▶ DOCUMENT TEXT

▼

Search This Blog

A Cry in the Darkness

As we slide further into the Conservative Abyss, a few of us who remember the New Deal and what having a real Middle Class have something to say to add fuel to the teabag fire.

Wednesday, January 18, 2012

The 15%

We were in the lawyer's office discussing my wife's "considerable" inheritance. As it turns out it was more potential than real. Anyway, the lawyer was talking about investments and how to manipulate them to limit tax exposure. And my wife said, what about "capital gains"?


Capital gains? As a Stanford graduate with a Masters Degree capital gains were what people of my "class" talked about right? When I read the financial section, capital gains are discussed frequently. How to handle capital gains. What is the best investment strategy to maximize capital gains? The state of California taxes capital gains too highly. You get the drift.

That was the first time in my LIFE anyone had discussed assets in which I had a stake as capital gains. For a salaried school administrator, who did alright pay wise, capital gains just were "out of my pay grade".

And they are for the vast majority of Americans. Substantial capital gains might have come up in the housing bubble, as a house sometimes doubled in value. The Bush tax cuts for sure made the housing bubble worse, because they cut those for most, one time capital gain. And people got real stupid with the windfall!

People then took the money and usually poured it into another house (or two), banking on the bubble lasting forever. And, of course, most lost it all.

"It takes money to make money". This is a truism that I have heard all my life. It takes smart money to make healthy growth. Fast bucks usually blow up in your face!

When I was at Stanford, and knew Romney, his money came from his father's work, and the capital gains they no doubt got from Governnor Romney's stock and investments he earned from General Motors. Even in those days, C.E.O. were rewarded with stock and investments (usually in the company), that went up and up even though they were "retired".

Mitt Romney is the same. He does not work. In fact, he brags on being "unemployed" and yesterday finally admitted his tax rate is about 15% because all of his income comes from interest from capital gains.

▲

▶ WRITTEN TASK 1
According to the blog post on capital gains, what tax rate did Mitt Romney admit to paying?

▶ INFORMATION PROVIDED
▼

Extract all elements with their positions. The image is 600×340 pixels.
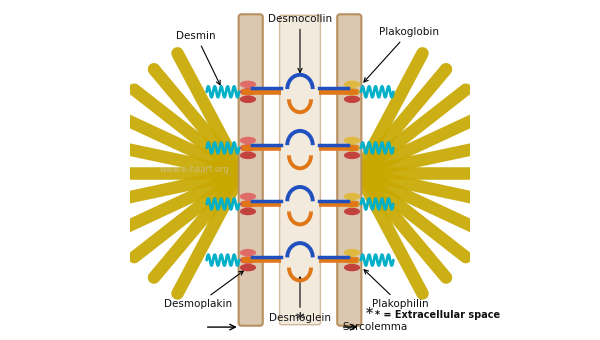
Ellipse shape <box>240 81 256 88</box>
Ellipse shape <box>344 152 360 159</box>
Ellipse shape <box>240 144 256 152</box>
Text: Plakoglobin: Plakoglobin <box>364 27 439 82</box>
Ellipse shape <box>240 152 256 159</box>
Ellipse shape <box>240 88 256 96</box>
Ellipse shape <box>344 256 360 264</box>
FancyBboxPatch shape <box>280 15 320 325</box>
Text: * = Extracellular space: * = Extracellular space <box>375 309 500 320</box>
Ellipse shape <box>240 137 256 144</box>
Ellipse shape <box>240 249 256 256</box>
Text: Desmoglein: Desmoglein <box>269 277 331 323</box>
Text: Desmoplakin: Desmoplakin <box>164 271 244 309</box>
Text: Desmocollin: Desmocollin <box>268 14 332 72</box>
Ellipse shape <box>240 96 256 103</box>
Ellipse shape <box>344 264 360 271</box>
FancyBboxPatch shape <box>239 14 263 326</box>
Text: Sarcolemma: Sarcolemma <box>343 322 408 332</box>
Ellipse shape <box>344 208 360 215</box>
Ellipse shape <box>344 144 360 152</box>
Ellipse shape <box>344 88 360 96</box>
Ellipse shape <box>344 96 360 103</box>
Text: Desmin: Desmin <box>176 31 220 85</box>
Ellipse shape <box>240 200 256 208</box>
Ellipse shape <box>344 137 360 144</box>
Ellipse shape <box>344 200 360 208</box>
Text: Plakophilin: Plakophilin <box>364 270 428 309</box>
Ellipse shape <box>344 81 360 88</box>
Ellipse shape <box>240 193 256 200</box>
Ellipse shape <box>240 264 256 271</box>
Text: *: * <box>366 306 373 321</box>
Ellipse shape <box>240 256 256 264</box>
Ellipse shape <box>240 208 256 215</box>
FancyBboxPatch shape <box>337 14 361 326</box>
Text: www.e-heart.org: www.e-heart.org <box>160 166 229 174</box>
Ellipse shape <box>344 249 360 256</box>
Ellipse shape <box>344 193 360 200</box>
Text: *: * <box>296 311 304 328</box>
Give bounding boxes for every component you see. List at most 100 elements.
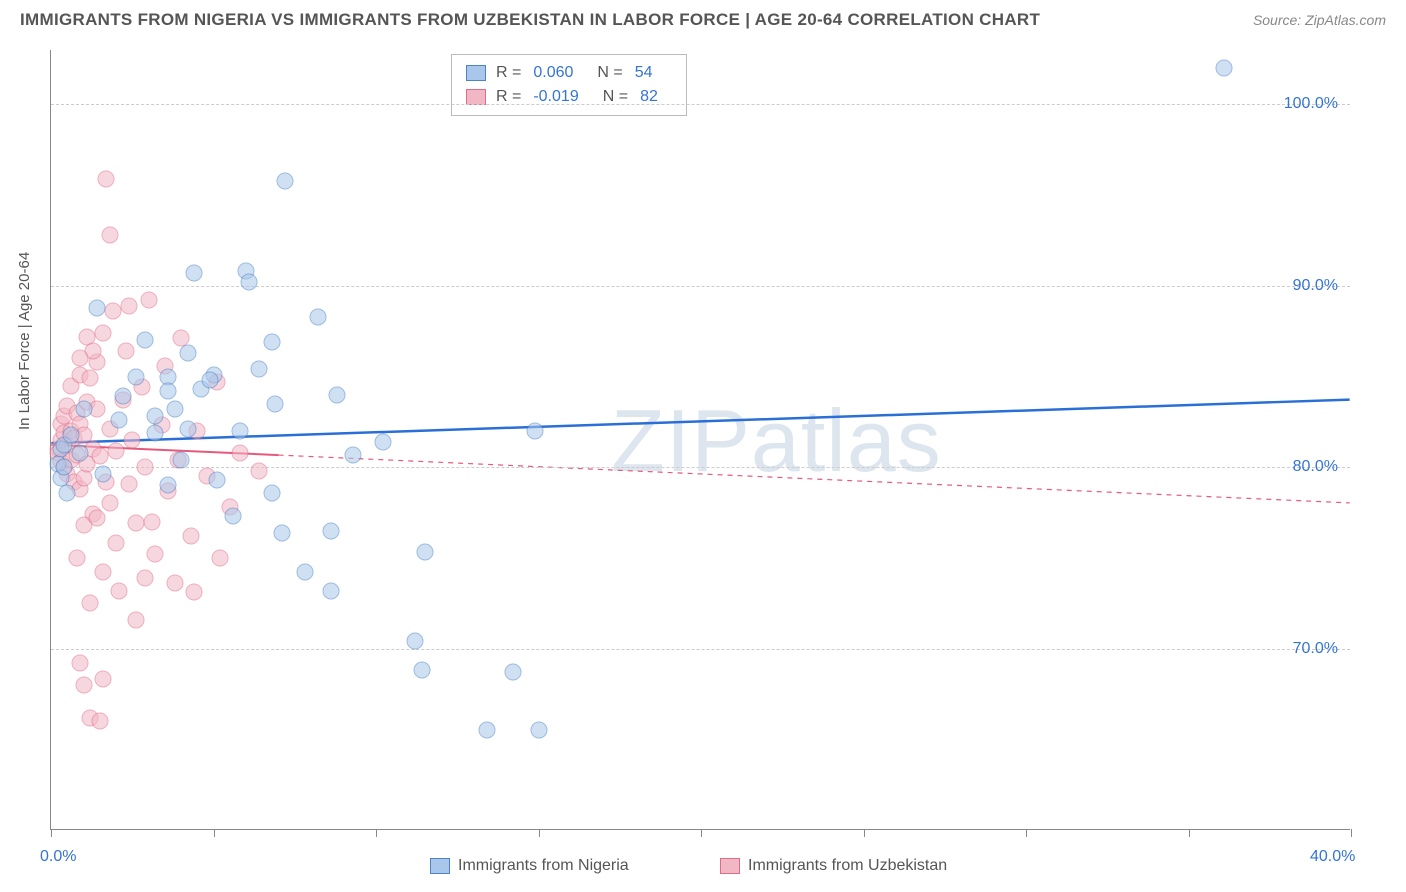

▲

▶ WRITTEN TASK 2
Reproduce without any change the part of the listing that opens with the line containing "Ellipse shape <box>240 81 256 88</box>" and closes with the line containing "FancyBboxPatch shape <box>280", including both of those lines.

▶ TASK RESULT 1
About 15%.

▶ TASK RESULT 2
Ellipse shape <box>240 81 256 88</box>
Ellipse shape <box>344 152 360 159</box>
Ellipse shape <box>240 144 256 152</box>
Text: Plakoglobin: Plakoglobin <box>364 27 439 82</box>
Ellipse shape <box>240 152 256 159</box>
Ellipse shape <box>240 88 256 96</box>
Ellipse shape <box>344 256 360 264</box>
FancyBboxPatch shape <box>280 15 320 325</box>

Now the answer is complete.